- [Problem to solve]: Take the material and output all of it exactly.

- [Supplied data]:

....

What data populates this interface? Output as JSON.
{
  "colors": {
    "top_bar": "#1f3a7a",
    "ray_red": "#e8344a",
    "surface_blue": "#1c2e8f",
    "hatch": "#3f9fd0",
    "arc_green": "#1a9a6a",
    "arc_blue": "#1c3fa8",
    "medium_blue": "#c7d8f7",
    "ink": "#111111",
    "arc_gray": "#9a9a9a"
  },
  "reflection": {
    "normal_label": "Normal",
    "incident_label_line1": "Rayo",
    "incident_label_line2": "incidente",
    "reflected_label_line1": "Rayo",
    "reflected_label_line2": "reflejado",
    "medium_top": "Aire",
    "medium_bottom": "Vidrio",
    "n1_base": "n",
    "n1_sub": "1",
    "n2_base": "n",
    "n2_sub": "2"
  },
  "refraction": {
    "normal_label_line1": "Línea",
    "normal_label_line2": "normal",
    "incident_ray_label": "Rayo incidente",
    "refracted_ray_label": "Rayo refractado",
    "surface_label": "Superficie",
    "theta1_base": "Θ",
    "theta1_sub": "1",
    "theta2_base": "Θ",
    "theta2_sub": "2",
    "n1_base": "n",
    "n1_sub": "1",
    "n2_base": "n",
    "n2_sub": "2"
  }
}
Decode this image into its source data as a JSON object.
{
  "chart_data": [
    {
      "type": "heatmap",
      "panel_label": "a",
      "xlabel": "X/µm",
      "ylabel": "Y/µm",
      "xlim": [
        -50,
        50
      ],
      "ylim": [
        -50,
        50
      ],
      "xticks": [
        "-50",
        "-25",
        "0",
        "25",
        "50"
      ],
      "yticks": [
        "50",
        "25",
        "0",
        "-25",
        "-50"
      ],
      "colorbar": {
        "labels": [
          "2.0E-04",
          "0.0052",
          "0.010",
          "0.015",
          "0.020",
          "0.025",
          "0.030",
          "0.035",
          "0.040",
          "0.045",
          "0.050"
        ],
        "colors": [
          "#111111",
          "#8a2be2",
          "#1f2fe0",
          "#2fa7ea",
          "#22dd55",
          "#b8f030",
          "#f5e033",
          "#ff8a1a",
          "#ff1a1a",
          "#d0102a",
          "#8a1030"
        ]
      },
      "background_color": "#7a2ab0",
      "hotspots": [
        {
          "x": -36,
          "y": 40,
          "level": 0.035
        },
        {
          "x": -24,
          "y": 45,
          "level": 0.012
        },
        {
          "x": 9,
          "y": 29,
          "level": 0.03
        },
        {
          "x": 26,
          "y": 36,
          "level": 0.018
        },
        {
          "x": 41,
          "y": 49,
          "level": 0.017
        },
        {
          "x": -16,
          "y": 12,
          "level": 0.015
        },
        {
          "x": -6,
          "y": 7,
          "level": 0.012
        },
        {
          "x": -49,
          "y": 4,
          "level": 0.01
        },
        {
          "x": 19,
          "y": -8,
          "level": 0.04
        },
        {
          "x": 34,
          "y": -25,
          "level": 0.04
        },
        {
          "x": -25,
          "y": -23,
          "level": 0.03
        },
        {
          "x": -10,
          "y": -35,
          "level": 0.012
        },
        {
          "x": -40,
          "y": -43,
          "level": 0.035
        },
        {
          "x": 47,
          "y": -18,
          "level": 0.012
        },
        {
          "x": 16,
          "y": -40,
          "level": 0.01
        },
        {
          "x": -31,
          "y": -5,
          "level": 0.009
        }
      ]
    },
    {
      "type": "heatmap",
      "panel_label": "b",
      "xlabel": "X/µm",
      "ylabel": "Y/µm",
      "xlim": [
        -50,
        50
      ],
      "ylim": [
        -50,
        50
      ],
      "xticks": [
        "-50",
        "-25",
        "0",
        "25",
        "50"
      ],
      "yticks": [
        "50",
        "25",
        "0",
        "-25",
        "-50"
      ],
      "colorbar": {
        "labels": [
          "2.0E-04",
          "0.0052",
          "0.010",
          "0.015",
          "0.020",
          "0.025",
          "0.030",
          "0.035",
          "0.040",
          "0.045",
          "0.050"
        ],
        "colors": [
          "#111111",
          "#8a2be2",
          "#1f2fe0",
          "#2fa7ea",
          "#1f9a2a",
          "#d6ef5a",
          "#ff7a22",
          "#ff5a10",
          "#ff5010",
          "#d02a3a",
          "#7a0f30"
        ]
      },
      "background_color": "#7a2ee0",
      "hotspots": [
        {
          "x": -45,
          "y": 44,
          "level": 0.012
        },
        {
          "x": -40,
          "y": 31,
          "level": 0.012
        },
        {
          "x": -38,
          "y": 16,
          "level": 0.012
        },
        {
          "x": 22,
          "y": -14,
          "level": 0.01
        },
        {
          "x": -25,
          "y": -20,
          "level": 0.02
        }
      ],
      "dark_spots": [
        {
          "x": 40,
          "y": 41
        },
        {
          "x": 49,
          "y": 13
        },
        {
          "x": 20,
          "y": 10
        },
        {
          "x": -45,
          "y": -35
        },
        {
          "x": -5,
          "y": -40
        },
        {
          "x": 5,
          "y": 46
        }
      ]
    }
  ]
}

....

- [Solution to the exercise]:
What data populates this interface? Output as JSON.
{
  "colors": {
    "top_bar": "#1f3a7a",
    "ray_red": "#e8344a",
    "surface_blue": "#1c2e8f",
    "hatch": "#3f9fd0",
    "arc_green": "#1a9a6a",
    "arc_blue": "#1c3fa8",
    "medium_blue": "#c7d8f7",
    "ink": "#111111",
    "arc_gray": "#9a9a9a"
  },
  "reflection": {
    "normal_label": "Normal",
    "incident_label_line1": "Rayo",
    "incident_label_line2": "incidente",
    "reflected_label_line1": "Rayo",
    "reflected_label_line2": "reflejado",
    "medium_top": "Aire",
    "medium_bottom": "Vidrio",
    "n1_base": "n",
    "n1_sub": "1",
    "n2_base": "n",
    "n2_sub": "2"
  },
  "refraction": {
    "normal_label_line1": "Línea",
    "normal_label_line2": "normal",
    "incident_ray_label": "Rayo incidente",
    "refracted_ray_label": "Rayo refractado",
    "surface_label": "Superficie",
    "theta1_base": "Θ",
    "theta1_sub": "1",
    "theta2_base": "Θ",
    "theta2_sub": "2",
    "n1_base": "n",
    "n1_sub": "1",
    "n2_base": "n",
    "n2_sub": "2"
  }
}
Decode this image into its source data as a JSON object.
{
  "chart_data": [
    {
      "type": "heatmap",
      "panel_label": "a",
      "xlabel": "X/µm",
      "ylabel": "Y/µm",
      "xlim": [
        -50,
        50
      ],
      "ylim": [
        -50,
        50
      ],
      "xticks": [
        "-50",
        "-25",
        "0",
        "25",
        "50"
      ],
      "yticks": [
        "50",
        "25",
        "0",
        "-25",
        "-50"
      ],
      "colorbar": {
        "labels": [
          "2.0E-04",
          "0.0052",
          "0.010",
          "0.015",
          "0.020",
          "0.025",
          "0.030",
          "0.035",
          "0.040",
          "0.045",
          "0.050"
        ],
        "colors": [
          "#111111",
          "#8a2be2",
          "#1f2fe0",
          "#2fa7ea",
          "#22dd55",
          "#b8f030",
          "#f5e033",
          "#ff8a1a",
          "#ff1a1a",
          "#d0102a",
          "#8a1030"
        ]
      },
      "background_color": "#7a2ab0",
      "hotspots": [
        {
          "x": -36,
          "y": 40,
          "level": 0.035
        },
        {
          "x": -24,
          "y": 45,
          "level": 0.012
        },
        {
          "x": 9,
          "y": 29,
          "level": 0.03
        },
        {
          "x": 26,
          "y": 36,
          "level": 0.018
        },
        {
          "x": 41,
          "y": 49,
          "level": 0.017
        },
        {
          "x": -16,
          "y": 12,
          "level": 0.015
        },
        {
          "x": -6,
          "y": 7,
          "level": 0.012
        },
        {
          "x": -49,
          "y": 4,
          "level": 0.01
        },
        {
          "x": 19,
          "y": -8,
          "level": 0.04
        },
        {
          "x": 34,
          "y": -25,
          "level": 0.04
        },
        {
          "x": -25,
          "y": -23,
          "level": 0.03
        },
        {
          "x": -10,
          "y": -35,
          "level": 0.012
        },
        {
          "x": -40,
          "y": -43,
          "level": 0.035
        },
        {
          "x": 47,
          "y": -18,
          "level": 0.012
        },
        {
          "x": 16,
          "y": -40,
          "level": 0.01
        },
        {
          "x": -31,
          "y": -5,
          "level": 0.009
        }
      ]
    },
    {
      "type": "heatmap",
      "panel_label": "b",
      "xlabel": "X/µm",
      "ylabel": "Y/µm",
      "xlim": [
        -50,
        50
      ],
      "ylim": [
        -50,
        50
      ],
      "xticks": [
        "-50",
        "-25",
        "0",
        "25",
        "50"
      ],
      "yticks": [
        "50",
        "25",
        "0",
        "-25",
        "-50"
      ],
      "colorbar": {
        "labels": [
          "2.0E-04",
          "0.0052",
          "0.010",
          "0.015",
          "0.020",
          "0.025",
          "0.030",
          "0.035",
          "0.040",
          "0.045",
          "0.050"
        ],
        "colors": [
          "#111111",
          "#8a2be2",
          "#1f2fe0",
          "#2fa7ea",
          "#1f9a2a",
          "#d6ef5a",
          "#ff7a22",
          "#ff5a10",
          "#ff5010",
          "#d02a3a",
          "#7a0f30"
        ]
      },
      "background_color": "#7a2ee0",
      "hotspots": [
        {
          "x": -45,
          "y": 44,
          "level": 0.012
        },
        {
          "x": -40,
          "y": 31,
          "level": 0.012
        },
        {
          "x": -38,
          "y": 16,
          "level": 0.012
        },
        {
          "x": 22,
          "y": -14,
          "level": 0.01
        },
        {
          "x": -25,
          "y": -20,
          "level": 0.02
        }
      ],
      "dark_spots": [
        {
          "x": 40,
          "y": 41
        },
        {
          "x": 49,
          "y": 13
        },
        {
          "x": 20,
          "y": 10
        },
        {
          "x": -45,
          "y": -35
        },
        {
          "x": -5,
          "y": -40
        },
        {
          "x": 5,
          "y": 46
        }
      ]
    }
  ]
}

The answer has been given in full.